----- Excerpt

I started poking around /proc for the data I wanted. You can learn a lot in /proc as long as you know the right question to ask. I had to remember what the power subsystem is called — ACPI — and this led me to /proc/acpi/battery/BAT0/state which has data such as:
present: yes capacity state: ok charging state: charged present rate: unknown remaining capacity: 100 mAh present voltage: 8326 mV
"Remaining capacity" rated in mAh is a little odd; I would later determine that this should actually be expressed as a percentage (i.e., 100% charge at the time of this reading). Examining the GPM source code, it seems to determine as a function of the current CPU load (queried via /proc/stat) and the battery state queried via a facility called devicekit. I couldn’t immediately find any source code to the latter but I was able to install a utility called ’devkit-power’. Mostly, it appears to rehash data already found in the above /proc file.
Curiously, the file /proc/acpi/battery/BAT0/info, which displays essential information about the battery, reports the design capacity of my battery as only 4400 mAh which is true for the original battery; the new monster battery is supposed to be 10400 mAh. I can imagine that all of these data points could be conspiring to under-report my remaining battery life.

----------

* **Problems to solve**
1. Output the part of the /proc battery passage that opens with the words containing "Curiously, the file" and closes with "remaining battery life.".
2. Answer these questions from the /proc battery passage:
(a) Which file did the power subsystem lead the writer to first?
(b) What utility was the writer able to install?
(c) What design capacity does the info file report for the battery?
3. Extend the passage on reading laptop battery data from /proc, starting after its final sentence.
The data is unrelated to the passage on battery information in /proc.

----- Source excerpt

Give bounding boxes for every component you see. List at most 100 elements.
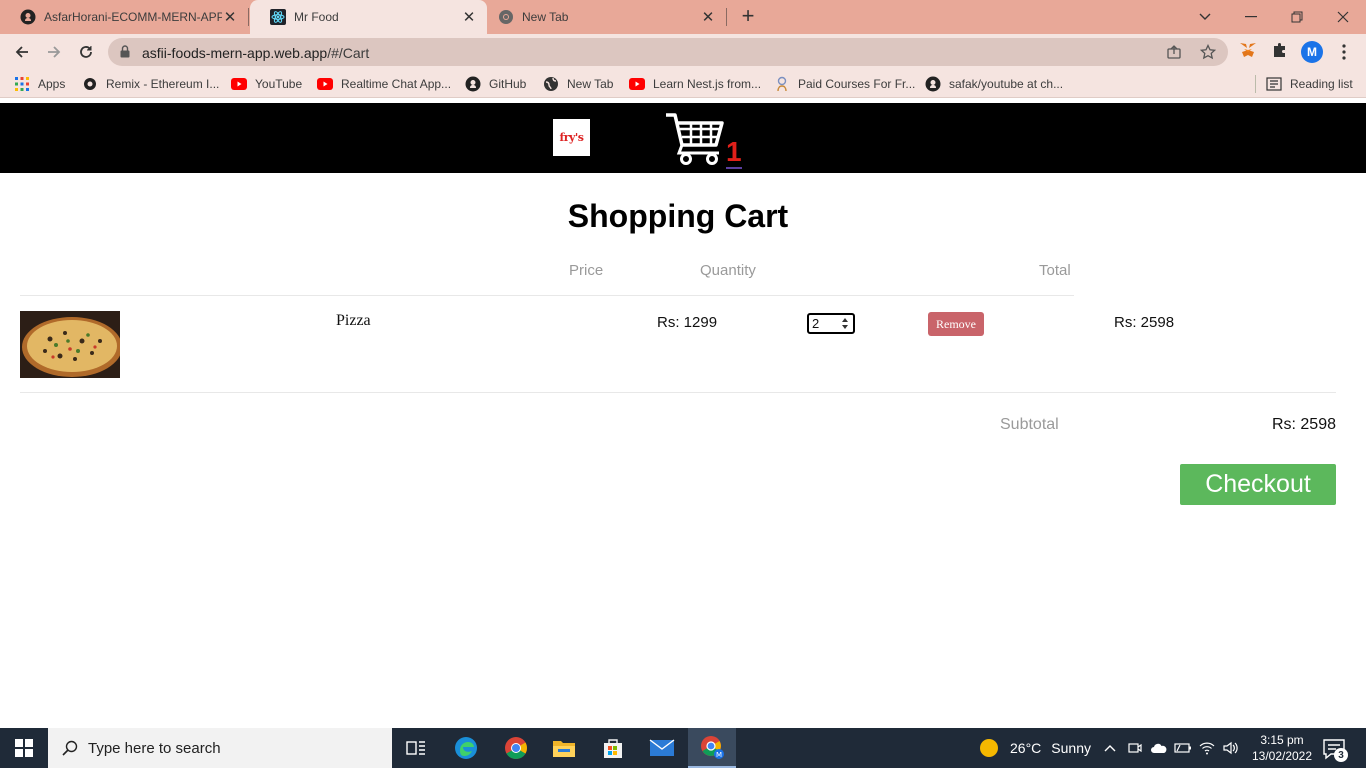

----------

* **Answers for the exercise**
1.
Curiously, the file /proc/acpi/battery/BAT0/info, which displays essential information about the battery, reports the design capacity of my battery as only 4400 mAh which is true for the original battery; the new monster battery is supposed to be 10400 mAh. I can imagine that all of these data points could be conspiring to under-report my remaining battery life.

2.
(a) /proc/acpi/battery/BAT0/state
(b) A utility called devkit-power.
(c) 4400 mAh.

3.
Science project: Repeat the previous power-related science project but also parse and track the remaining capacity and present voltage fields from the battery state proc file.
Let’s skip straight to the results (which are consistent with my last set of results in terms of longevity):
So there is definitely something strange going on with the reporting— the 4400 mAh battery reports discharge at a linear rate while the 10400 mAh battery reports precipitous dropoff after 60%.
Another curious item is that my script broke at first when there was 20% power remaining which, as you can imagine, is a really annoying time to discover such a bug. At that point, the "time to empty" reported by devkit-power jumped from 0 seconds to 20 hours (the first state change observed for that field).
Here’s my script, this time elevated from Bash script to Python. It requires xdotool and devkit-power to be installed (both should be available in the package manager for a distro).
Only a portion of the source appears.